» **REQUIRED WORK**
Copy the data lines word for word, starting with the line containing "row-date: Monthly, Thu, 16" and going on through the line containing "program-path-input[interactable]: C:\Softpedia\Softpedia test.ex", both included.

(Data listing)
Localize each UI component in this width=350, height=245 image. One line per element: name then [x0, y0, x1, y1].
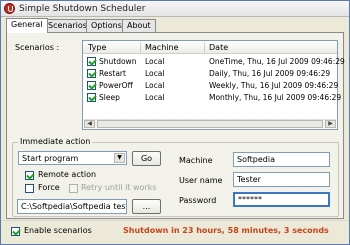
row-date: Monthly, Thu, 16 Jul 2009 09:46:29 — [209, 93, 342, 102]
password-input[interactable]: ****** — [233, 192, 330, 207]
row-checkbox[interactable] — [87, 93, 96, 102]
column-type[interactable]: Type — [88, 43, 106, 52]
enable-scenarios-checkbox[interactable] — [11, 227, 20, 236]
password-label: Password — [179, 196, 217, 205]
action-select-value: Start program — [22, 154, 79, 163]
browse-button[interactable]: ... — [132, 199, 161, 214]
row-type: Sleep — [99, 93, 120, 102]
go-button[interactable]: Go — [132, 151, 161, 166]
row-type: PowerOff — [99, 81, 133, 90]
row-checkbox[interactable] — [87, 57, 96, 66]
row-type: Restart — [99, 69, 126, 78]
scroll-left-icon[interactable]: ◀ — [84, 120, 95, 128]
scenarios-label: Scenarios : — [15, 43, 60, 52]
table-row[interactable]: Shutdown Local OneTime, Thu, 16 Jul 2009… — [83, 56, 345, 67]
title-bar: Simple Shutdown Scheduler — [1, 1, 349, 17]
horizontal-scrollbar[interactable]: ◀ ▶ — [84, 119, 336, 128]
tab-options[interactable]: Options — [86, 19, 127, 32]
tab-about[interactable]: About — [122, 19, 156, 32]
table-row[interactable]: Sleep Local Monthly, Thu, 16 Jul 2009 09… — [83, 92, 341, 103]
machine-input[interactable]: Softpedia — [233, 152, 330, 167]
row-checkbox[interactable] — [87, 69, 96, 78]
action-select[interactable]: Start program ▼ — [18, 151, 127, 165]
tab-general[interactable]: General — [6, 18, 48, 33]
row-machine: Local — [145, 69, 165, 78]
enable-scenarios-label: Enable scenarios — [24, 226, 92, 235]
window-title: Simple Shutdown Scheduler — [19, 4, 146, 14]
row-machine: Local — [145, 57, 165, 66]
scroll-right-icon[interactable]: ▶ — [325, 120, 336, 128]
row-machine: Local — [145, 81, 165, 90]
row-machine: Local — [145, 93, 165, 102]
row-date: Daily, Thu, 16 Jul 2009 09:46:29 — [209, 69, 331, 78]
scenarios-list[interactable]: Type Machine Date Shutdown Local OneTime… — [82, 40, 345, 130]
app-window: Simple Shutdown Scheduler General Scenar… — [0, 0, 350, 245]
scroll-thumb[interactable] — [97, 120, 323, 128]
username-label: User name — [179, 176, 223, 185]
table-row[interactable]: PowerOff Local Weekly, Thu, 16 Jul 2009 … — [83, 80, 339, 91]
retry-checkbox[interactable] — [69, 184, 78, 193]
machine-label: Machine — [179, 156, 213, 165]
program-path-input[interactable]: C:\Softpedia\Softpedia test.ex — [17, 199, 127, 214]
remote-action-label: Remote action — [38, 170, 97, 179]
force-checkbox[interactable] — [25, 184, 34, 193]
immediate-action-title: Immediate action — [18, 137, 93, 146]
chevron-down-icon[interactable]: ▼ — [114, 153, 125, 163]
row-date: Weekly, Thu, 16 Jul 2009 09:46:29 — [209, 81, 339, 90]
tab-scenarios[interactable]: Scenarios — [43, 19, 92, 32]
row-date: OneTime, Thu, 16 Jul 2009 09:46:29 — [209, 57, 345, 66]
footer-divider — [1, 220, 349, 221]
username-input[interactable]: Tester — [233, 172, 330, 187]
table-row[interactable]: Restart Local Daily, Thu, 16 Jul 2009 09… — [83, 68, 337, 79]
column-machine[interactable]: Machine — [145, 43, 179, 52]
remote-action-checkbox[interactable] — [25, 171, 34, 180]
column-date[interactable]: Date — [209, 43, 228, 52]
power-icon — [4, 3, 15, 14]
force-label: Force — [38, 183, 60, 192]
retry-label: Retry until it works — [81, 183, 157, 192]
row-checkbox[interactable] — [87, 81, 96, 90]
countdown-status: Shutdown in 23 hours, 58 minutes, 3 seco… — [123, 226, 329, 235]
list-header: Type Machine Date — [83, 41, 337, 54]
row-type: Shutdown — [99, 57, 137, 66]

» **EXERCISE ANSWER**
row-date: Monthly, Thu, 16 Jul 2009 09:46:29 — [209, 93, 342, 102]
password-input[interactable]: ****** — [233, 192, 330, 207]
row-checkbox[interactable] — [87, 93, 96, 102]
column-type[interactable]: Type — [88, 43, 106, 52]
enable-scenarios-checkbox[interactable] — [11, 227, 20, 236]
password-label: Password — [179, 196, 217, 205]
action-select-value: Start program — [22, 154, 79, 163]
browse-button[interactable]: ... — [132, 199, 161, 214]
row-type: Sleep — [99, 93, 120, 102]
go-button[interactable]: Go — [132, 151, 161, 166]
row-type: PowerOff — [99, 81, 133, 90]
row-checkbox[interactable] — [87, 57, 96, 66]
row-type: Restart — [99, 69, 126, 78]
scroll-left-icon[interactable]: ◀ — [84, 120, 95, 128]
scenarios-label: Scenarios : — [15, 43, 60, 52]
table-row[interactable]: Shutdown Local OneTime, Thu, 16 Jul 2009… — [83, 56, 345, 67]
title-bar: Simple Shutdown Scheduler — [1, 1, 349, 17]
horizontal-scrollbar[interactable]: ◀ ▶ — [84, 119, 336, 128]
tab-options[interactable]: Options — [86, 19, 127, 32]
tab-about[interactable]: About — [122, 19, 156, 32]
table-row[interactable]: Sleep Local Monthly, Thu, 16 Jul 2009 09… — [83, 92, 341, 103]
machine-input[interactable]: Softpedia — [233, 152, 330, 167]
row-checkbox[interactable] — [87, 69, 96, 78]
action-select[interactable]: Start program ▼ — [18, 151, 127, 165]
tab-general[interactable]: General — [6, 18, 48, 33]
row-machine: Local — [145, 69, 165, 78]
enable-scenarios-label: Enable scenarios — [24, 226, 92, 235]
window-title: Simple Shutdown Scheduler — [19, 4, 146, 14]
row-machine: Local — [145, 57, 165, 66]
scroll-right-icon[interactable]: ▶ — [325, 120, 336, 128]
row-machine: Local — [145, 81, 165, 90]
row-machine: Local — [145, 93, 165, 102]
row-date: Daily, Thu, 16 Jul 2009 09:46:29 — [209, 69, 331, 78]
scenarios-list[interactable]: Type Machine Date Shutdown Local OneTime… — [82, 40, 345, 130]
app-window: Simple Shutdown Scheduler General Scenar… — [0, 0, 350, 245]
scroll-thumb[interactable] — [97, 120, 323, 128]
username-label: User name — [179, 176, 223, 185]
table-row[interactable]: PowerOff Local Weekly, Thu, 16 Jul 2009 … — [83, 80, 339, 91]
retry-checkbox[interactable] — [69, 184, 78, 193]
machine-label: Machine — [179, 156, 213, 165]
program-path-input[interactable]: C:\Softpedia\Softpedia test.ex — [17, 199, 127, 214]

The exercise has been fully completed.